BEGIN TASK DATA

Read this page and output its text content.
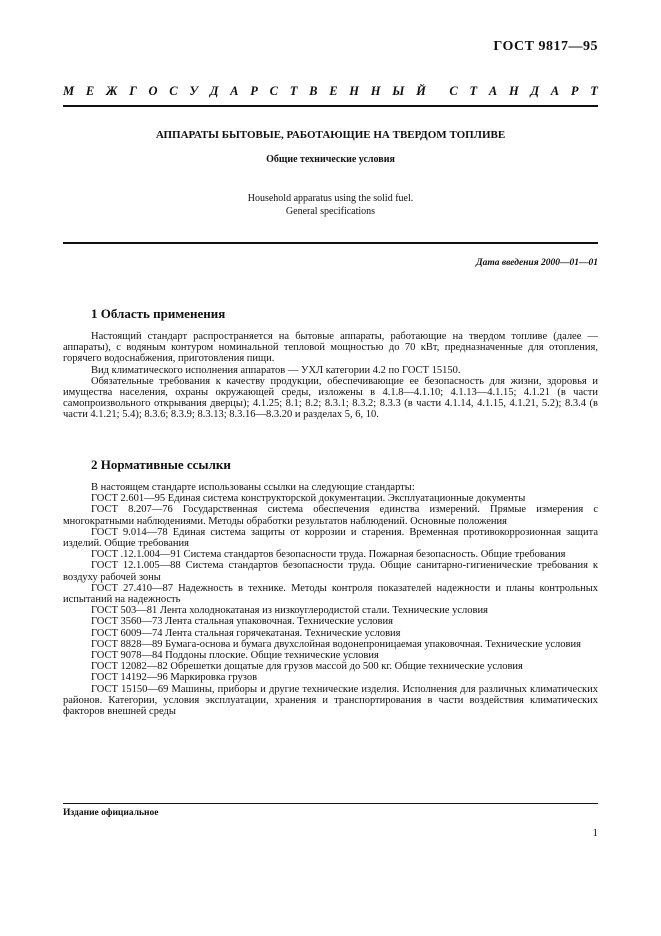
ГОСТ 9817—95
М Е Ж Г О С У Д А Р С Т В Е Н Н Ы Й С Т А Н Д А Р Т
АППАРАТЫ БЫТОВЫЕ, РАБОТАЮЩИЕ НА ТВЕРДОМ ТОПЛИВЕ
Общие технические условия
Household apparatus using the solid fuel.
General specifications
Дата введения 2000—01—01
1 Область применения

Настоящий стандарт распространяется на бытовые аппараты, работающие на твердом топливе (далее — аппараты), с водяным контуром номинальной тепловой мощностью до 70 кВт, предназначенные для отопления, горячего водоснабжения, приготовления пищи.

Вид климатического исполнения аппаратов — УХЛ категории 4.2 по ГОСТ 15150.

Обязательные требования к качеству продукции, обеспечивающие ее безопасность для жизни, здоровья и имущества населения, охраны окружающей среды, изложены в 4.1.8—4.1.10; 4.1.13—4.1.15; 4.1.21 (в части самопроизвольного открывания дверцы); 4.1.25; 8.1; 8.2; 8.3.1; 8.3.2; 8.3.3 (в части 4.1.14, 4.1.15, 4.1.21, 5.2); 8.3.4 (в части 4.1.21; 5.4); 8.3.6; 8.3.9; 8.3.13; 8.3.16—8.3.20 и разделах 5, 6, 10.

2 Нормативные ссылки

В настоящем стандарте использованы ссылки на следующие стандарты:

ГОСТ 2.601—95 Единая система конструкторской документации. Эксплуатационные документы

ГОСТ 8.207—76 Государственная система обеспечения единства измерений. Прямые измерения с многократными наблюдениями. Методы обработки результатов наблюдений. Основные положения

ГОСТ 9.014—78 Единая система защиты от коррозии и старения. Временная противокоррозионная защита изделий. Общие требования

ГОСТ .12.1.004—91 Система стандартов безопасности труда. Пожарная безопасность. Общие требования

ГОСТ 12.1.005—88 Система стандартов безопасности труда. Общие санитарно-гигиенические требования к воздуху рабочей зоны

ГОСТ 27.410—87 Надежность в технике. Методы контроля показателей надежности и планы контрольных испытаний на надежность

ГОСТ 503—81 Лента холоднокатаная из низкоуглеродистой стали. Технические условия

ГОСТ 3560—73 Лента стальная упаковочная. Технические условия

ГОСТ 6009—74 Лента стальная горячекатаная. Технические условия

ГОСТ 8828—89 Бумага-основа и бумага двухслойная водонепроницаемая упаковочная. Технические условия

ГОСТ 9078—84 Поддоны плоские. Общие технические условия

ГОСТ 12082—82 Обрешетки дощатые для грузов массой до 500 кг. Общие технические условия

ГОСТ 14192—96 Маркировка грузов

ГОСТ 15150—69 Машины, приборы и другие технические изделия. Исполнения для различных климатических районов. Категории, условия эксплуатации, хранения и транспортирования в части воздействия климатических факторов внешней среды

Издание официальное
1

END TASK DATA

# [STATED PROBLEM]
Pull out each line containing the word "Единая" and copy it.

# [THE RESPONSE]
ГОСТ 2.601—95 Единая система конструкторской документации. Эксплуатационные документы
ГОСТ 9.014—78 Единая система защиты от коррозии и старения. Временная противокоррозионная защита изделий. Общие требования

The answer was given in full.